◆ REQUEST:
Pull every line containing "name" from the entries.

◆ EXERCISE INPUT:
----------

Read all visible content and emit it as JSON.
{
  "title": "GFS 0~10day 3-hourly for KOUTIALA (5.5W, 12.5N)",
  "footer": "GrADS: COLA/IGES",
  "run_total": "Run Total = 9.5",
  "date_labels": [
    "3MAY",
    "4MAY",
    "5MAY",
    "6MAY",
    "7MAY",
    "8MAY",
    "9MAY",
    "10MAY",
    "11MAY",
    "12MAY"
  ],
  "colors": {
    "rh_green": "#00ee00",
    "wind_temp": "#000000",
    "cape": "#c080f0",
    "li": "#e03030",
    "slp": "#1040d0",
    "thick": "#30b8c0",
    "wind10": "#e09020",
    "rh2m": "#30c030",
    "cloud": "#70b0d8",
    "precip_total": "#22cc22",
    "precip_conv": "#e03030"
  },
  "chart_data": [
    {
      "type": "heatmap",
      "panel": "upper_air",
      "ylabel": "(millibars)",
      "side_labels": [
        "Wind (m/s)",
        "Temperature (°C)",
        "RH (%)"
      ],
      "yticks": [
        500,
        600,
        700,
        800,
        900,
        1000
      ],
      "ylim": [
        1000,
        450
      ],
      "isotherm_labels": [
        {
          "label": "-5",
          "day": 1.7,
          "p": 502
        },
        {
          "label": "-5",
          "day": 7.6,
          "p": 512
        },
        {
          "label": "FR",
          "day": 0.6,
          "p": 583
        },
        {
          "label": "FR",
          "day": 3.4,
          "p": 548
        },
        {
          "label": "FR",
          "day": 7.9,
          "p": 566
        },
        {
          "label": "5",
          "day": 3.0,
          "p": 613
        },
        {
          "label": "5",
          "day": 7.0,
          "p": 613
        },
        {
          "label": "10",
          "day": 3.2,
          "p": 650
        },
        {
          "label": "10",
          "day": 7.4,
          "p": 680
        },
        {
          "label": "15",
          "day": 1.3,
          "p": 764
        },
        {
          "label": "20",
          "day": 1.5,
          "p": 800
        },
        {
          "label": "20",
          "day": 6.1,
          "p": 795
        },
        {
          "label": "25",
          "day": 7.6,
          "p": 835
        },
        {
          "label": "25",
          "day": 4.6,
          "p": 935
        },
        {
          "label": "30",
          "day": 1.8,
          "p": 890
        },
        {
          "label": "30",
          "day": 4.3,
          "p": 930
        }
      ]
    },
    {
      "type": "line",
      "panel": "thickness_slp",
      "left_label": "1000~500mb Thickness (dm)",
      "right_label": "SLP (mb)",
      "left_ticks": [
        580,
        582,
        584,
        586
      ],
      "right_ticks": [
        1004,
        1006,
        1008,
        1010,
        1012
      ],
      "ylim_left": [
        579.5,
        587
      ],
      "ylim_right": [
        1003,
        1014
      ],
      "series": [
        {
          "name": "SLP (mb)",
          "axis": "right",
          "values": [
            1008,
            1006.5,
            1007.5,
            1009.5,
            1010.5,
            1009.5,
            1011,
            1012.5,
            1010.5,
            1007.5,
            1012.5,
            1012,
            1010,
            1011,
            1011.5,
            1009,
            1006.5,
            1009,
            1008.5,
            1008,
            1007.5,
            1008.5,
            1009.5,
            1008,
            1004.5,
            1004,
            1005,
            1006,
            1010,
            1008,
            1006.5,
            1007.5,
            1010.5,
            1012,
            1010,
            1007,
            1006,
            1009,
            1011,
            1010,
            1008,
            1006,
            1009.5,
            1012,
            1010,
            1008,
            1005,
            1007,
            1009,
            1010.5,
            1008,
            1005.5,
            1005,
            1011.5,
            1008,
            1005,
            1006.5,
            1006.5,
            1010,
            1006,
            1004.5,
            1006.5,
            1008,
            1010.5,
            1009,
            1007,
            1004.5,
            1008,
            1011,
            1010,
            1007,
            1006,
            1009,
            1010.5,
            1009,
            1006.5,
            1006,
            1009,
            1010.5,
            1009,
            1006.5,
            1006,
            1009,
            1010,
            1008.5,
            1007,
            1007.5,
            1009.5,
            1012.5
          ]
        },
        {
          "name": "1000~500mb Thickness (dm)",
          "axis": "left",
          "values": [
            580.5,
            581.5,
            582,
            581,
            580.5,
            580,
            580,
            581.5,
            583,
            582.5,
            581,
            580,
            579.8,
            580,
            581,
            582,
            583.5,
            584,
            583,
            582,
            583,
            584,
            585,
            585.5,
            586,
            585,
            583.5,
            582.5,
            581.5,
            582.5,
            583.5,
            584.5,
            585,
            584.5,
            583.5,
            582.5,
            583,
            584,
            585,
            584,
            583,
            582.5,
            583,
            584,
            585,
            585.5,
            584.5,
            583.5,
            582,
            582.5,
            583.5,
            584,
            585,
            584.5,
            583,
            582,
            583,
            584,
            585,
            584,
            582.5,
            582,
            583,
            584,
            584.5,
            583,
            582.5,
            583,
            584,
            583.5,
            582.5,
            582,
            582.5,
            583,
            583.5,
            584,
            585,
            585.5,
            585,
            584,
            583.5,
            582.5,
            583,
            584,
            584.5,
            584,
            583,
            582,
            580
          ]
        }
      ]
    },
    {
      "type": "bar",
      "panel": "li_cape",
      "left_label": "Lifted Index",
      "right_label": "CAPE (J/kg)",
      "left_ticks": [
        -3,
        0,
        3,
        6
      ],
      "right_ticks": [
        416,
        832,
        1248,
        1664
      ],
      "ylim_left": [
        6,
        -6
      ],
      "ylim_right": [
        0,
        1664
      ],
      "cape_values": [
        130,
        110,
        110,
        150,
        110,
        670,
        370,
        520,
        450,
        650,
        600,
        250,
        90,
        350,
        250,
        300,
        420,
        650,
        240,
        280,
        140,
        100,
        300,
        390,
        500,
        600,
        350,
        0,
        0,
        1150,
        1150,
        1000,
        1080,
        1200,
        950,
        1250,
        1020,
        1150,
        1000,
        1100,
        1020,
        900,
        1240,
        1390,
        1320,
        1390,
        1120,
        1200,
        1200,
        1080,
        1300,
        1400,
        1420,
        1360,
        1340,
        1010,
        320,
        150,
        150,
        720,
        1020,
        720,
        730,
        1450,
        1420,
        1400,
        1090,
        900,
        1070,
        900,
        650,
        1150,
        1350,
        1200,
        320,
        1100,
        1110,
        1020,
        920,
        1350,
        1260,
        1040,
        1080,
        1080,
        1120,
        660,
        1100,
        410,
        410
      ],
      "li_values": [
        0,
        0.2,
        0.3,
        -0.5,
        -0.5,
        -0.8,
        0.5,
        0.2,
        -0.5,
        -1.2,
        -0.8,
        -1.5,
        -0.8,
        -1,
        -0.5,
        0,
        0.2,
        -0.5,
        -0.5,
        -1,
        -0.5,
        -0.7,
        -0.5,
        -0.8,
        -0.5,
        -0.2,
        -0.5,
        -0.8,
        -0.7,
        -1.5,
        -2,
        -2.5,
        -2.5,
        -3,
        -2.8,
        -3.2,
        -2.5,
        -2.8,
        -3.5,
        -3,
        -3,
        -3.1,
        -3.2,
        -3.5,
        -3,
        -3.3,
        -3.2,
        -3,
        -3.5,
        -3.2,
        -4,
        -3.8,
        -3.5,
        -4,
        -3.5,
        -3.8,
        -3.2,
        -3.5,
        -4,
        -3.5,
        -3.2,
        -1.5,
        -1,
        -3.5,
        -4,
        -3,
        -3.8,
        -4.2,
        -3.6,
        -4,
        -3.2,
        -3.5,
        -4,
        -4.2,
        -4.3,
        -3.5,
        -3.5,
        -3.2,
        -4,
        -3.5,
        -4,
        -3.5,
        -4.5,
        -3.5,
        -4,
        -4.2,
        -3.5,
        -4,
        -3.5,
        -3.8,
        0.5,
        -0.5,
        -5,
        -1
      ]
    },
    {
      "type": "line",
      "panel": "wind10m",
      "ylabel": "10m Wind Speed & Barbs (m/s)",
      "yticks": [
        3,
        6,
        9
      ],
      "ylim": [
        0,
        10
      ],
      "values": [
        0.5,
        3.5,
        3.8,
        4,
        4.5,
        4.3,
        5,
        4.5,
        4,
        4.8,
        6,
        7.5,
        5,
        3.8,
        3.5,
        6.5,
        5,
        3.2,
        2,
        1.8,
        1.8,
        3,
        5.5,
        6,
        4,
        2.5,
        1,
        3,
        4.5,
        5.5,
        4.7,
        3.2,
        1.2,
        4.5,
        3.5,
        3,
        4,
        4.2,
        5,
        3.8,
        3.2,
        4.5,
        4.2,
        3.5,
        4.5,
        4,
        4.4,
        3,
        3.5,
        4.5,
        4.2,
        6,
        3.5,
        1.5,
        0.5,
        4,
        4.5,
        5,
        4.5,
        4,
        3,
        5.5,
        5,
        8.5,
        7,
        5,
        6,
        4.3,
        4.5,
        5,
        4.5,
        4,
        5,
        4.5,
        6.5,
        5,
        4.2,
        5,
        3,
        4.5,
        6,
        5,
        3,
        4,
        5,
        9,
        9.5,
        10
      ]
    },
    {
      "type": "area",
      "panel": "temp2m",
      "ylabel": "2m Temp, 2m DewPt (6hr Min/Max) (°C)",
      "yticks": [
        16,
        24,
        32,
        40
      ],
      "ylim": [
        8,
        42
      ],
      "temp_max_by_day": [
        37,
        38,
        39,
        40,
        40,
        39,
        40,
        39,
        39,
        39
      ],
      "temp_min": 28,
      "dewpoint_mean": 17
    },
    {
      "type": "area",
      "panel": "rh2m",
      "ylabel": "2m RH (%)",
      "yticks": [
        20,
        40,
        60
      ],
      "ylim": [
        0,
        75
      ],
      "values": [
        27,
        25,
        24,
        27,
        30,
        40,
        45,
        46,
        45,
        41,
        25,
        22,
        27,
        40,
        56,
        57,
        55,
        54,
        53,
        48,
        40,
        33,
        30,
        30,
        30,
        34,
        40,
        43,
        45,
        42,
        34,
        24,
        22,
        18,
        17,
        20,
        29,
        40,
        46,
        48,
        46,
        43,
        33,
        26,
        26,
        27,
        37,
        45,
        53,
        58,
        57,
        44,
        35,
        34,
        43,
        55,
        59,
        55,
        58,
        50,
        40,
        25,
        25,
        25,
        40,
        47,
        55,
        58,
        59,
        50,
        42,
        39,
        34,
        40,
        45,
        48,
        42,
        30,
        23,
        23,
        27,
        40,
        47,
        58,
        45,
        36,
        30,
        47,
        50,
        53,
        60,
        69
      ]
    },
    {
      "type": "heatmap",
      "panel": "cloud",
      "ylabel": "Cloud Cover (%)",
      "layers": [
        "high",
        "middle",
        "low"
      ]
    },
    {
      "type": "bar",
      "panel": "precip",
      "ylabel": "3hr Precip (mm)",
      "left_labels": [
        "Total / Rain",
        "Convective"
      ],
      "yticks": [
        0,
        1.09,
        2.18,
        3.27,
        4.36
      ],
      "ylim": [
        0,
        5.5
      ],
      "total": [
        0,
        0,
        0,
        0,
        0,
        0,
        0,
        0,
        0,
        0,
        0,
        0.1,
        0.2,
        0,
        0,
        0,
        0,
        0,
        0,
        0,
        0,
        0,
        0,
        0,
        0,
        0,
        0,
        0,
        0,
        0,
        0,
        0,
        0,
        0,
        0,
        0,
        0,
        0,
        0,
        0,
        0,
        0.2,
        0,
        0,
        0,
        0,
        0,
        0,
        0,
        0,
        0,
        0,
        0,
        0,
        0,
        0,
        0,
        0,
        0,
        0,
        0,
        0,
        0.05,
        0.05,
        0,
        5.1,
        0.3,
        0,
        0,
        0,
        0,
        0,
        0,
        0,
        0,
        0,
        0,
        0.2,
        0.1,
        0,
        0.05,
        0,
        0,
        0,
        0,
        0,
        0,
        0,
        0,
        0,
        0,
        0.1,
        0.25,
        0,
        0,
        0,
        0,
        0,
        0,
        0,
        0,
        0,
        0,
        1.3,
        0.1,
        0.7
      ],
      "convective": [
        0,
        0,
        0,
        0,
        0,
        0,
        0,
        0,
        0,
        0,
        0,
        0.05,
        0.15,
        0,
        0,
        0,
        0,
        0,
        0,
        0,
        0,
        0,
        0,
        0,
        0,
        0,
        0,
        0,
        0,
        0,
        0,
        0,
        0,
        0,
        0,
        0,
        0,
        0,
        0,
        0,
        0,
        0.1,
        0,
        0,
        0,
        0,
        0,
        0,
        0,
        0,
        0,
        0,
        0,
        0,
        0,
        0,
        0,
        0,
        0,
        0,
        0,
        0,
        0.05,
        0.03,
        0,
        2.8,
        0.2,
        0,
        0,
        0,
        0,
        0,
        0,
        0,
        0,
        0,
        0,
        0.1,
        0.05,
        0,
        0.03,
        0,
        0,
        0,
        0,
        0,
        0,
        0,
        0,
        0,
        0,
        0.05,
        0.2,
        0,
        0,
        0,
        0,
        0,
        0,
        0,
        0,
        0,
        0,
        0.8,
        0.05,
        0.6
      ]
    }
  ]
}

----------

◆ THE COMPLETED TASK:
          "name": "SLP (mb)",
          "name": "1000~500mb Thickness (dm)",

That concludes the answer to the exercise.